** start Raw records **

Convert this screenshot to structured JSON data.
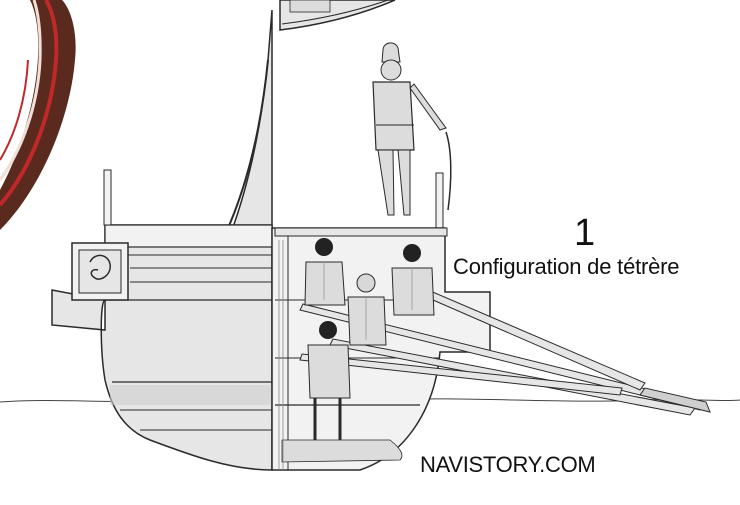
{
  "figure": {
    "number": "1",
    "caption": "Configuration de tétrère",
    "watermark": "NAVISTORY.COM"
  },
  "colors": {
    "line": "#2a2a2a",
    "hull_fill": "#e6e6e6",
    "hull_shade": "#cfcfcf",
    "deck_fill": "#f2f2f2",
    "ship_brown": "#5a2a1e",
    "ship_red": "#c0282a",
    "figure_fill": "#dcdcdc",
    "hair": "#222222"
  }
}
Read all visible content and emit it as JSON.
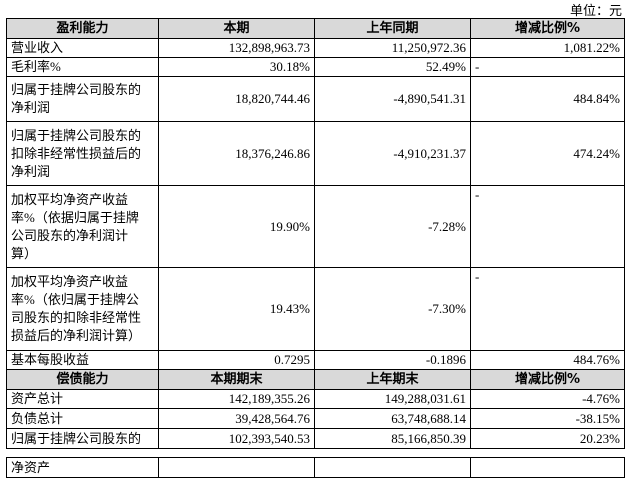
{
  "unit": "单位：元",
  "sections": [
    {
      "header": [
        "盈利能力",
        "本期",
        "上年同期",
        "增减比例%"
      ],
      "rows": [
        [
          [
            "营业收入"
          ],
          "132,898,963.73",
          "11,250,972.36",
          "1,081.22%"
        ],
        [
          [
            "毛利率%"
          ],
          "30.18%",
          "52.49%",
          "-"
        ],
        [
          [
            "归属于挂牌公司股东的",
            "净利润"
          ],
          "18,820,744.46",
          "-4,890,541.31",
          "484.84%"
        ],
        [
          [
            "归属于挂牌公司股东的",
            "扣除非经常性损益后的",
            "净利润"
          ],
          "18,376,246.86",
          "-4,910,231.37",
          "474.24%"
        ],
        [
          [
            "加权平均净资产收益",
            "率%（依据归属于挂牌",
            "公司股东的净利润计",
            "算）"
          ],
          "19.90%",
          "-7.28%",
          "-"
        ],
        [
          [
            "加权平均净资产收益",
            "率%（依归属于挂牌公",
            "司股东的扣除非经常性",
            "损益后的净利润计算）"
          ],
          "19.43%",
          "-7.30%",
          "-"
        ],
        [
          [
            "基本每股收益"
          ],
          "0.7295",
          "-0.1896",
          "484.76%"
        ]
      ]
    },
    {
      "header": [
        "偿债能力",
        "本期期末",
        "上年期末",
        "增减比例%"
      ],
      "rows": [
        [
          [
            "资产总计"
          ],
          "142,189,355.26",
          "149,288,031.61",
          "-4.76%"
        ],
        [
          [
            "负债总计"
          ],
          "39,428,564.76",
          "63,748,688.14",
          "-38.15%"
        ],
        [
          [
            "归属于挂牌公司股东的"
          ],
          "102,393,540.53",
          "85,166,850.39",
          "20.23%"
        ],
        [
          [
            "净资产"
          ]
        ]
      ]
    }
  ]
}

** end Raw records **

◆ What to do ◆
Repeat every record above exactly, but leave out any pictures.

◆ The reply ◆
Convert this screenshot to structured JSON data.
{
  "figure": {
    "number": "1",
    "caption": "Configuration de tétrère",
    "watermark": "NAVISTORY.COM"
  },
  "colors": {
    "line": "#2a2a2a",
    "hull_fill": "#e6e6e6",
    "hull_shade": "#cfcfcf",
    "deck_fill": "#f2f2f2",
    "ship_brown": "#5a2a1e",
    "ship_red": "#c0282a",
    "figure_fill": "#dcdcdc",
    "hair": "#222222"
  }
}
Read all visible content and emit it as JSON.
{
  "unit": "单位：元",
  "sections": [
    {
      "header": [
        "盈利能力",
        "本期",
        "上年同期",
        "增减比例%"
      ],
      "rows": [
        [
          [
            "营业收入"
          ],
          "132,898,963.73",
          "11,250,972.36",
          "1,081.22%"
        ],
        [
          [
            "毛利率%"
          ],
          "30.18%",
          "52.49%",
          "-"
        ],
        [
          [
            "归属于挂牌公司股东的",
            "净利润"
          ],
          "18,820,744.46",
          "-4,890,541.31",
          "484.84%"
        ],
        [
          [
            "归属于挂牌公司股东的",
            "扣除非经常性损益后的",
            "净利润"
          ],
          "18,376,246.86",
          "-4,910,231.37",
          "474.24%"
        ],
        [
          [
            "加权平均净资产收益",
            "率%（依据归属于挂牌",
            "公司股东的净利润计",
            "算）"
          ],
          "19.90%",
          "-7.28%",
          "-"
        ],
        [
          [
            "加权平均净资产收益",
            "率%（依归属于挂牌公",
            "司股东的扣除非经常性",
            "损益后的净利润计算）"
          ],
          "19.43%",
          "-7.30%",
          "-"
        ],
        [
          [
            "基本每股收益"
          ],
          "0.7295",
          "-0.1896",
          "484.76%"
        ]
      ]
    },
    {
      "header": [
        "偿债能力",
        "本期期末",
        "上年期末",
        "增减比例%"
      ],
      "rows": [
        [
          [
            "资产总计"
          ],
          "142,189,355.26",
          "149,288,031.61",
          "-4.76%"
        ],
        [
          [
            "负债总计"
          ],
          "39,428,564.76",
          "63,748,688.14",
          "-38.15%"
        ],
        [
          [
            "归属于挂牌公司股东的"
          ],
          "102,393,540.53",
          "85,166,850.39",
          "20.23%"
        ],
        [
          [
            "净资产"
          ]
        ]
      ]
    }
  ]
}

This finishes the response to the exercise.